From the listing below, count the lines where the string "控制中心及候工用房" occurs. Give the number, with no other words.

**The data**
::::::::

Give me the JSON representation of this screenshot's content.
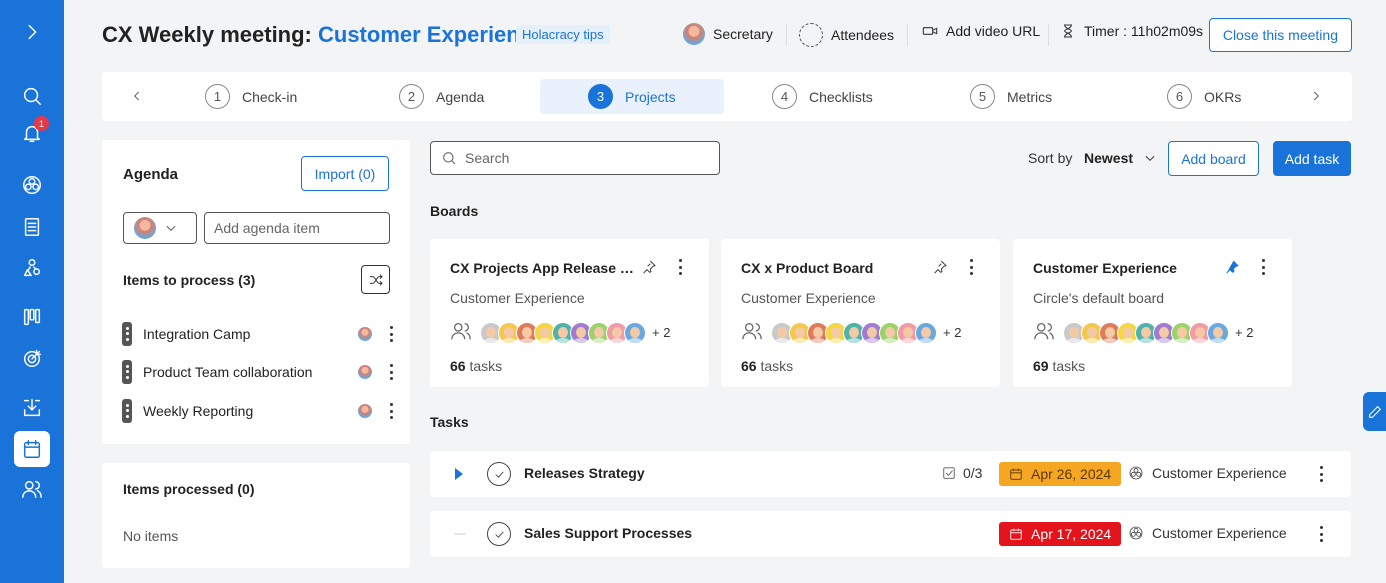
{
  "sidebar": {
    "items": [
      {
        "name": "expand-icon"
      },
      {
        "name": "search-icon"
      },
      {
        "name": "bell-icon",
        "badge": "1"
      },
      {
        "name": "circles-icon"
      },
      {
        "name": "document-icon"
      },
      {
        "name": "roles-icon"
      },
      {
        "name": "board-icon"
      },
      {
        "name": "target-icon"
      },
      {
        "name": "inbox-icon"
      },
      {
        "name": "calendar-icon",
        "active": true
      },
      {
        "name": "people-icon"
      }
    ]
  },
  "header": {
    "title_prefix": "CX Weekly meeting: ",
    "title_circle": "Customer Experience",
    "tips": "Holacracy tips",
    "secretary": "Secretary",
    "attendees": "Attendees",
    "video": "Add video URL",
    "timer": "Timer : 11h02m09s",
    "close": "Close this meeting"
  },
  "steps": [
    {
      "num": "1",
      "label": "Check-in"
    },
    {
      "num": "2",
      "label": "Agenda"
    },
    {
      "num": "3",
      "label": "Projects",
      "active": true
    },
    {
      "num": "4",
      "label": "Checklists"
    },
    {
      "num": "5",
      "label": "Metrics"
    },
    {
      "num": "6",
      "label": "OKRs"
    }
  ],
  "agenda": {
    "title": "Agenda",
    "import": "Import (0)",
    "input_placeholder": "Add agenda item",
    "to_process": "Items to process (3)",
    "items": [
      "Integration Camp",
      "Product Team collaboration",
      "Weekly Reporting"
    ],
    "processed_title": "Items processed (0)",
    "no_items": "No items"
  },
  "toolbar": {
    "search_placeholder": "Search",
    "sort_label": "Sort by",
    "sort_value": "Newest",
    "add_board": "Add board",
    "add_task": "Add task"
  },
  "boards_label": "Boards",
  "boards": [
    {
      "name": "CX Projects App Release Board",
      "circle": "Customer Experience",
      "more": "+ 2",
      "count": "66",
      "count_label": " tasks",
      "pinned": false
    },
    {
      "name": "CX x Product Board",
      "circle": "Customer Experience",
      "more": "+ 2",
      "count": "66",
      "count_label": " tasks",
      "pinned": false
    },
    {
      "name": "Customer Experience",
      "circle": "Circle's default board",
      "more": "+ 2",
      "count": "69",
      "count_label": " tasks",
      "pinned": true
    }
  ],
  "member_colors": [
    "#c9c9c9",
    "#f5c84c",
    "#e07b5a",
    "#f5d742",
    "#4fb3a9",
    "#a07bd0",
    "#9bd36a",
    "#f29aa6",
    "#6aa9e0"
  ],
  "tasks_label": "Tasks",
  "tasks": [
    {
      "name": "Releases Strategy",
      "subtasks": "0/3",
      "due": "Apr 26, 2024",
      "due_status": "upcoming",
      "circle": "Customer Experience"
    },
    {
      "name": "Sales Support Processes",
      "subtasks": "",
      "due": "Apr 17, 2024",
      "due_status": "overdue",
      "circle": "Customer Experience"
    }
  ],
  "colors": {
    "accent": "#1a73d9",
    "due_upcoming": "#f5a623",
    "due_overdue": "#e3141b"
  }
}
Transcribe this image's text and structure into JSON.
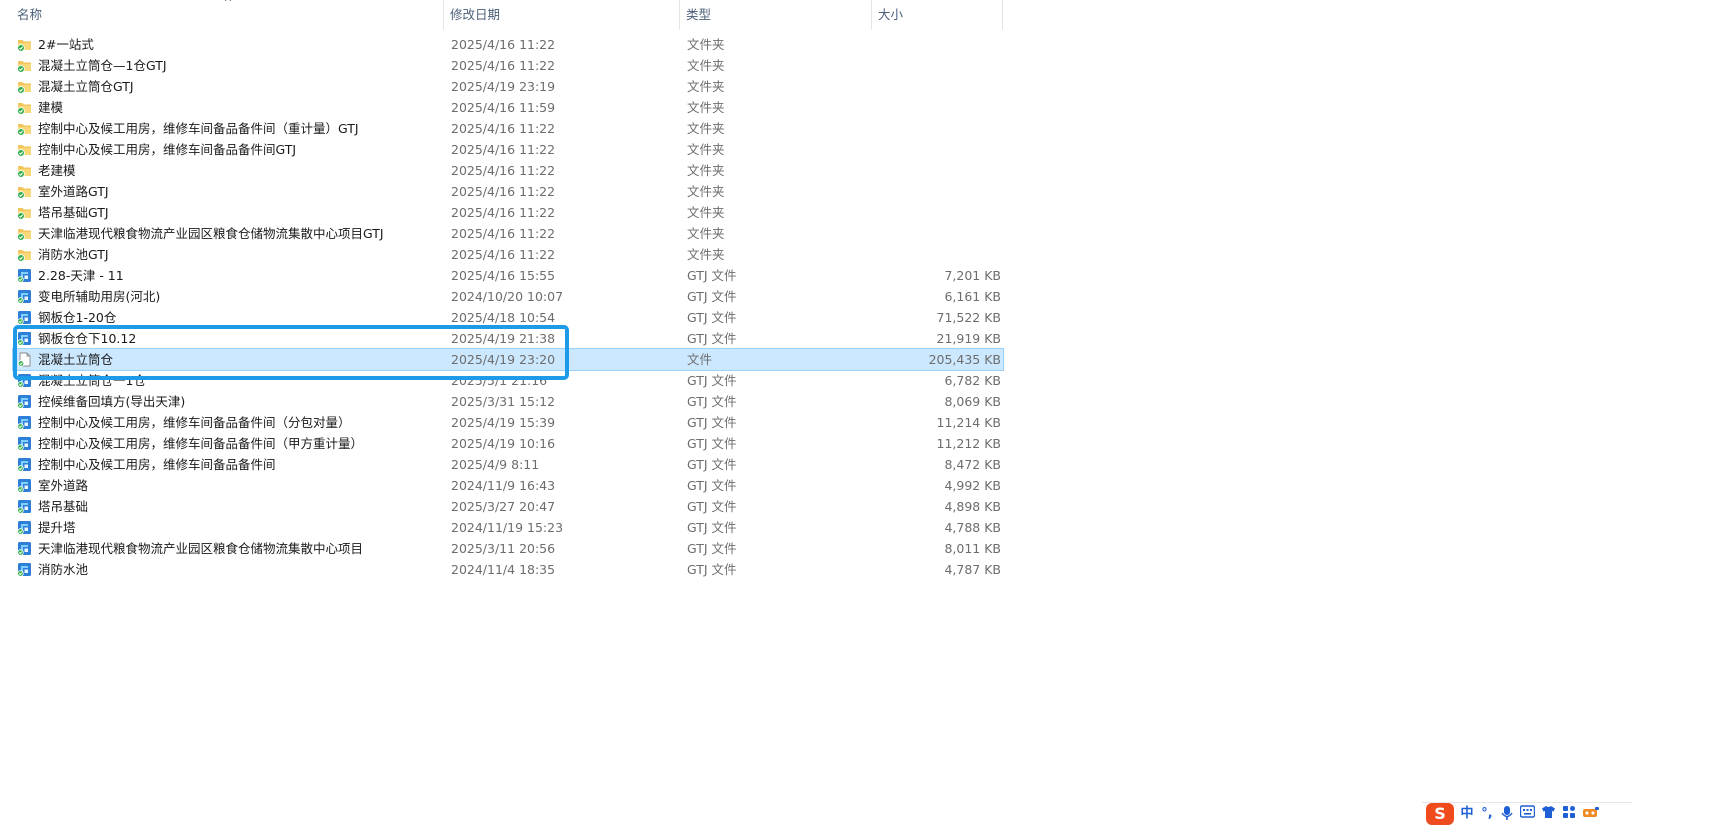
{
  "columns": {
    "name": "名称",
    "date": "修改日期",
    "type": "类型",
    "size": "大小"
  },
  "sort_indicator": "^",
  "files": [
    {
      "name": "2#一站式",
      "date": "2025/4/16 11:22",
      "type": "文件夹",
      "size": "",
      "icon": "folder-sync-icon"
    },
    {
      "name": "混凝土立筒仓—1仓GTJ",
      "date": "2025/4/16 11:22",
      "type": "文件夹",
      "size": "",
      "icon": "folder-sync-icon"
    },
    {
      "name": "混凝土立筒仓GTJ",
      "date": "2025/4/19 23:19",
      "type": "文件夹",
      "size": "",
      "icon": "folder-sync-icon"
    },
    {
      "name": "建模",
      "date": "2025/4/16 11:59",
      "type": "文件夹",
      "size": "",
      "icon": "folder-sync-icon"
    },
    {
      "name": "控制中心及候工用房，维修车间备品备件间（重计量）GTJ",
      "date": "2025/4/16 11:22",
      "type": "文件夹",
      "size": "",
      "icon": "folder-sync-icon"
    },
    {
      "name": "控制中心及候工用房，维修车间备品备件间GTJ",
      "date": "2025/4/16 11:22",
      "type": "文件夹",
      "size": "",
      "icon": "folder-sync-icon"
    },
    {
      "name": "老建模",
      "date": "2025/4/16 11:22",
      "type": "文件夹",
      "size": "",
      "icon": "folder-sync-icon"
    },
    {
      "name": "室外道路GTJ",
      "date": "2025/4/16 11:22",
      "type": "文件夹",
      "size": "",
      "icon": "folder-sync-icon"
    },
    {
      "name": "塔吊基础GTJ",
      "date": "2025/4/16 11:22",
      "type": "文件夹",
      "size": "",
      "icon": "folder-sync-icon"
    },
    {
      "name": "天津临港现代粮食物流产业园区粮食仓储物流集散中心项目GTJ",
      "date": "2025/4/16 11:22",
      "type": "文件夹",
      "size": "",
      "icon": "folder-sync-icon"
    },
    {
      "name": "消防水池GTJ",
      "date": "2025/4/16 11:22",
      "type": "文件夹",
      "size": "",
      "icon": "folder-sync-icon"
    },
    {
      "name": "2.28-天津 - 11",
      "date": "2025/4/16 15:55",
      "type": "GTJ 文件",
      "size": "7,201 KB",
      "icon": "gtj-file-icon"
    },
    {
      "name": "变电所辅助用房(河北)",
      "date": "2024/10/20 10:07",
      "type": "GTJ 文件",
      "size": "6,161 KB",
      "icon": "gtj-file-icon"
    },
    {
      "name": "钢板仓1-20仓",
      "date": "2025/4/18 10:54",
      "type": "GTJ 文件",
      "size": "71,522 KB",
      "icon": "gtj-file-icon"
    },
    {
      "name": "钢板仓仓下10.12",
      "date": "2025/4/19 21:38",
      "type": "GTJ 文件",
      "size": "21,919 KB",
      "icon": "gtj-file-icon"
    },
    {
      "name": "混凝土立筒仓",
      "date": "2025/4/19 23:20",
      "type": "文件",
      "size": "205,435 KB",
      "icon": "blank-file-icon",
      "selected": true
    },
    {
      "name": "混凝土立筒仓一1仓",
      "date": "2025/5/1 21:16",
      "type": "GTJ 文件",
      "size": "6,782 KB",
      "icon": "gtj-file-icon"
    },
    {
      "name": "控候维备回填方(导出天津)",
      "date": "2025/3/31 15:12",
      "type": "GTJ 文件",
      "size": "8,069 KB",
      "icon": "gtj-file-icon"
    },
    {
      "name": "控制中心及候工用房，维修车间备品备件间（分包对量）",
      "date": "2025/4/19 15:39",
      "type": "GTJ 文件",
      "size": "11,214 KB",
      "icon": "gtj-file-icon"
    },
    {
      "name": "控制中心及候工用房，维修车间备品备件间（甲方重计量）",
      "date": "2025/4/19 10:16",
      "type": "GTJ 文件",
      "size": "11,212 KB",
      "icon": "gtj-file-icon"
    },
    {
      "name": "控制中心及候工用房，维修车间备品备件间",
      "date": "2025/4/9 8:11",
      "type": "GTJ 文件",
      "size": "8,472 KB",
      "icon": "gtj-file-icon"
    },
    {
      "name": "室外道路",
      "date": "2024/11/9 16:43",
      "type": "GTJ 文件",
      "size": "4,992 KB",
      "icon": "gtj-file-icon"
    },
    {
      "name": "塔吊基础",
      "date": "2025/3/27 20:47",
      "type": "GTJ 文件",
      "size": "4,898 KB",
      "icon": "gtj-file-icon"
    },
    {
      "name": "提升塔",
      "date": "2024/11/19 15:23",
      "type": "GTJ 文件",
      "size": "4,788 KB",
      "icon": "gtj-file-icon"
    },
    {
      "name": "天津临港现代粮食物流产业园区粮食仓储物流集散中心项目",
      "date": "2025/3/11 20:56",
      "type": "GTJ 文件",
      "size": "8,011 KB",
      "icon": "gtj-file-icon"
    },
    {
      "name": "消防水池",
      "date": "2024/11/4 18:35",
      "type": "GTJ 文件",
      "size": "4,787 KB",
      "icon": "gtj-file-icon"
    }
  ],
  "ime": {
    "logo": "S",
    "mode": "中",
    "punct": "°,",
    "icons": [
      "microphone-icon",
      "keyboard-icon",
      "shirt-icon",
      "grid-icon",
      "toolbox-icon"
    ]
  },
  "colors": {
    "selection": "#cce8ff",
    "highlight_border": "#1e9be8",
    "folder": "#f2c55c",
    "sync_check": "#2fae4b",
    "gtj_blue": "#2e7fd8"
  }
}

::::::::

**Result of the exercise**
5